Records from a dataset
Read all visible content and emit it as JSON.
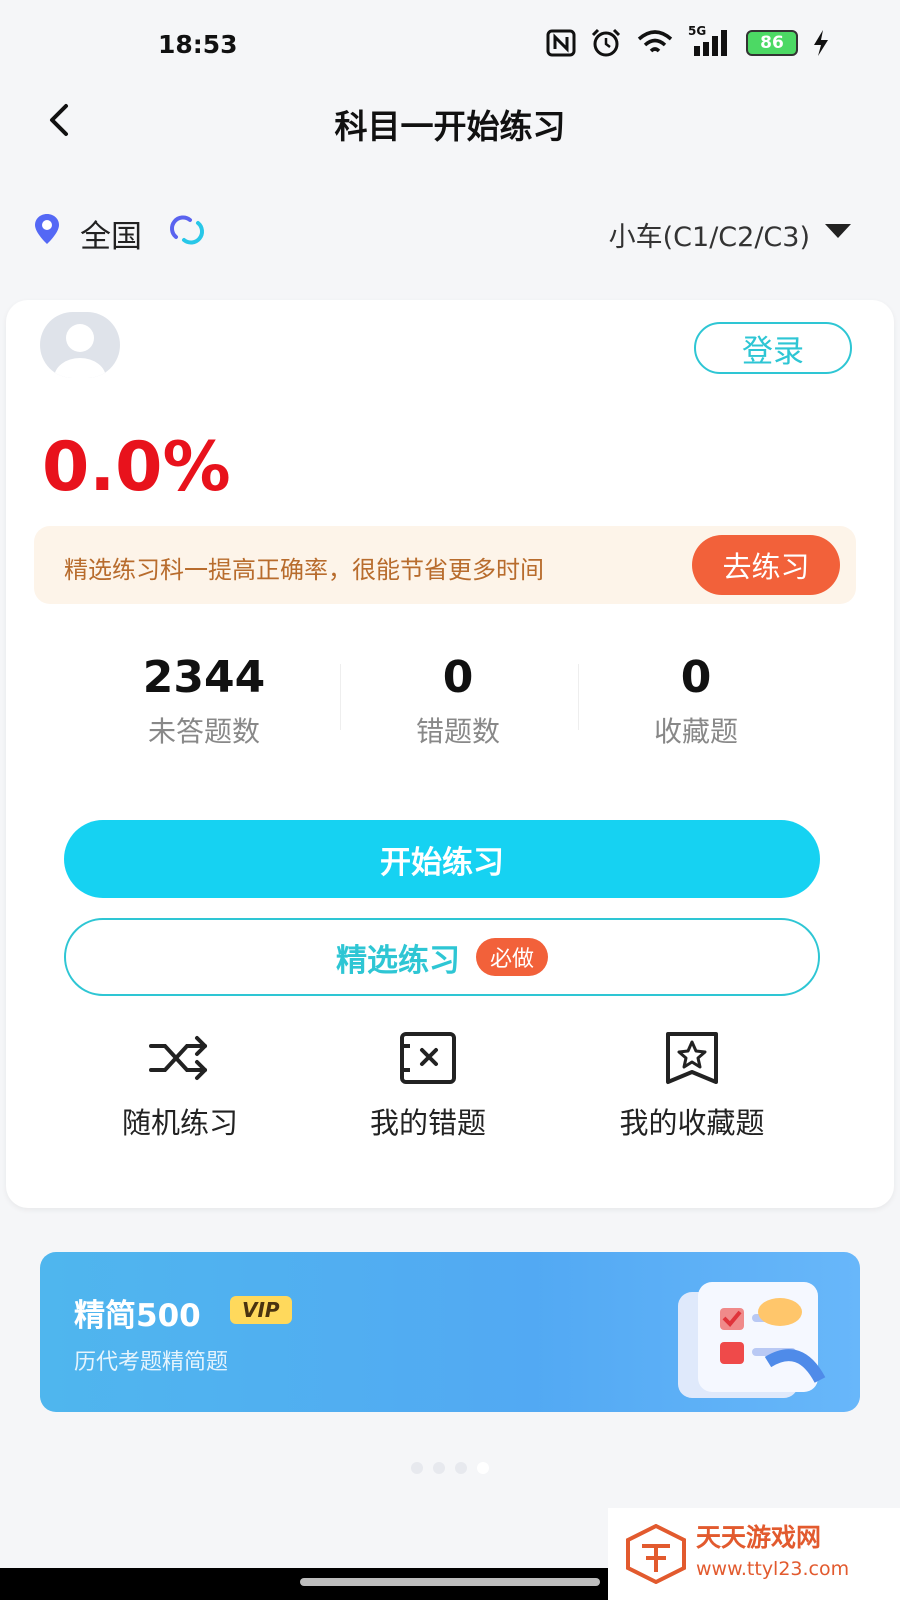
{
  "status_bar": {
    "time": "18:53",
    "signal": "5G",
    "battery": "86"
  },
  "header": {
    "title": "科目一开始练习"
  },
  "location": {
    "region": "全国",
    "car_type": "小车(C1/C2/C3)"
  },
  "card": {
    "login_label": "登录",
    "accuracy": "0.0%",
    "tip": {
      "text": "精选练习科一提高正确率，很能节省更多时间",
      "button": "去练习"
    },
    "stats": [
      {
        "value": "2344",
        "label": "未答题数"
      },
      {
        "value": "0",
        "label": "错题数"
      },
      {
        "value": "0",
        "label": "收藏题"
      }
    ],
    "start_button": "开始练习",
    "select_button": {
      "label": "精选练习",
      "badge": "必做"
    },
    "quick_actions": [
      {
        "label": "随机练习",
        "icon": "shuffle-icon"
      },
      {
        "label": "我的错题",
        "icon": "wrong-question-icon"
      },
      {
        "label": "我的收藏题",
        "icon": "favorite-star-icon"
      }
    ]
  },
  "vip_banner": {
    "title": "精简500",
    "badge": "VIP",
    "subtitle": "历代考题精简题"
  },
  "watermark": {
    "title": "天天游戏网",
    "url": "www.ttyl23.com"
  },
  "colors": {
    "accent": "#16d2f2",
    "accent_border": "#2ec6d4",
    "orange": "#f2613a",
    "red": "#e8121c"
  }
}
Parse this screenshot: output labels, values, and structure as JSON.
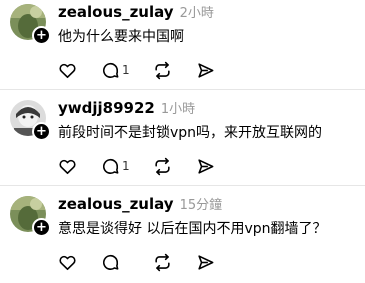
{
  "comments": [
    {
      "username": "zealous_zulay",
      "time": "2小時",
      "text": "他为什么要来中国啊",
      "reply_count": "1",
      "avatar_plus": "+"
    },
    {
      "username": "ywdjj89922",
      "time": "1小時",
      "text": "前段时间不是封锁vpn吗，来开放互联网的",
      "reply_count": "1",
      "avatar_plus": "+"
    },
    {
      "username": "zealous_zulay",
      "time": "15分鐘",
      "text": "意思是谈得好 以后在国内不用vpn翻墙了？",
      "reply_count": "",
      "avatar_plus": "+"
    }
  ],
  "icons": [
    "heart-icon",
    "comment-icon",
    "repost-icon",
    "share-icon"
  ],
  "colors": {
    "text": "#000000",
    "muted": "#999999",
    "divider": "#e6e6e6"
  }
}
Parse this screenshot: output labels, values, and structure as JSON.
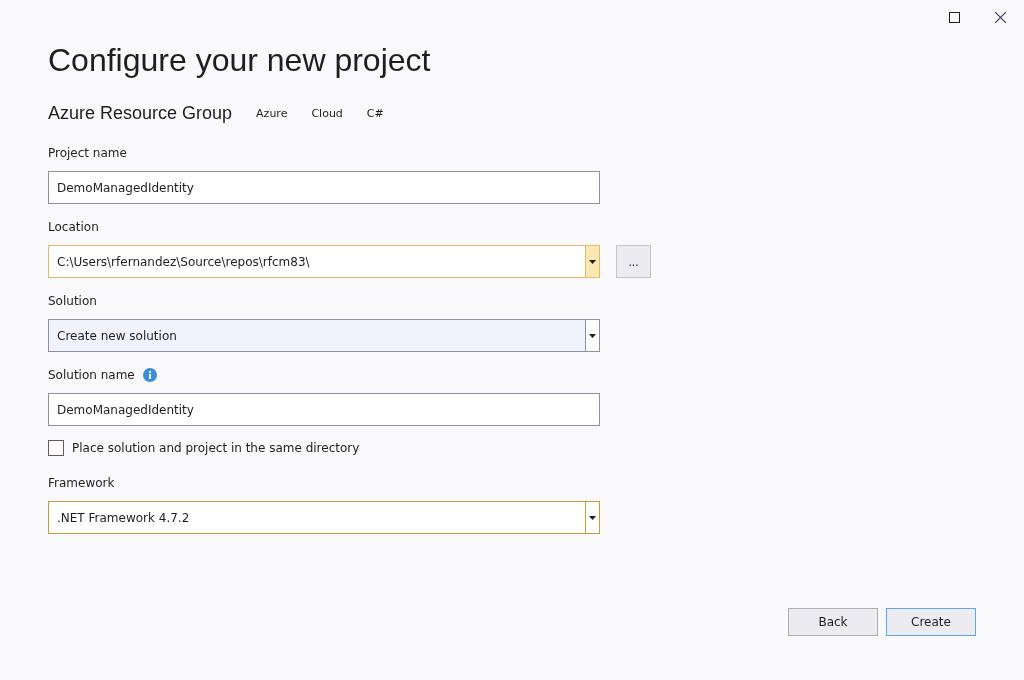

→ WRITTEN PROBLEM
In the copy, include no pictures; restate the listing above exactly.

→ EXERCISE RESULT
Read all visible content and emit it as JSON.
{
  "status_bar": {
    "time": "18:53",
    "signal": "5G",
    "battery": "86"
  },
  "header": {
    "title": "科目一开始练习"
  },
  "location": {
    "region": "全国",
    "car_type": "小车(C1/C2/C3)"
  },
  "card": {
    "login_label": "登录",
    "accuracy": "0.0%",
    "tip": {
      "text": "精选练习科一提高正确率，很能节省更多时间",
      "button": "去练习"
    },
    "stats": [
      {
        "value": "2344",
        "label": "未答题数"
      },
      {
        "value": "0",
        "label": "错题数"
      },
      {
        "value": "0",
        "label": "收藏题"
      }
    ],
    "start_button": "开始练习",
    "select_button": {
      "label": "精选练习",
      "badge": "必做"
    },
    "quick_actions": [
      {
        "label": "随机练习",
        "icon": "shuffle-icon"
      },
      {
        "label": "我的错题",
        "icon": "wrong-question-icon"
      },
      {
        "label": "我的收藏题",
        "icon": "favorite-star-icon"
      }
    ]
  },
  "vip_banner": {
    "title": "精简500",
    "badge": "VIP",
    "subtitle": "历代考题精简题"
  },
  "watermark": {
    "title": "天天游戏网",
    "url": "www.ttyl23.com"
  },
  "colors": {
    "accent": "#16d2f2",
    "accent_border": "#2ec6d4",
    "orange": "#f2613a",
    "red": "#e8121c"
  }
}
Parse this screenshot: output labels, values, and structure as JSON.
{
  "comments": [
    {
      "username": "zealous_zulay",
      "time": "2小時",
      "text": "他为什么要来中国啊",
      "reply_count": "1",
      "avatar_plus": "+"
    },
    {
      "username": "ywdjj89922",
      "time": "1小時",
      "text": "前段时间不是封锁vpn吗，来开放互联网的",
      "reply_count": "1",
      "avatar_plus": "+"
    },
    {
      "username": "zealous_zulay",
      "time": "15分鐘",
      "text": "意思是谈得好 以后在国内不用vpn翻墙了？",
      "reply_count": "",
      "avatar_plus": "+"
    }
  ],
  "icons": [
    "heart-icon",
    "comment-icon",
    "repost-icon",
    "share-icon"
  ],
  "colors": {
    "text": "#000000",
    "muted": "#999999",
    "divider": "#e6e6e6"
  }
}
Parse this screenshot: output labels, values, and structure as JSON.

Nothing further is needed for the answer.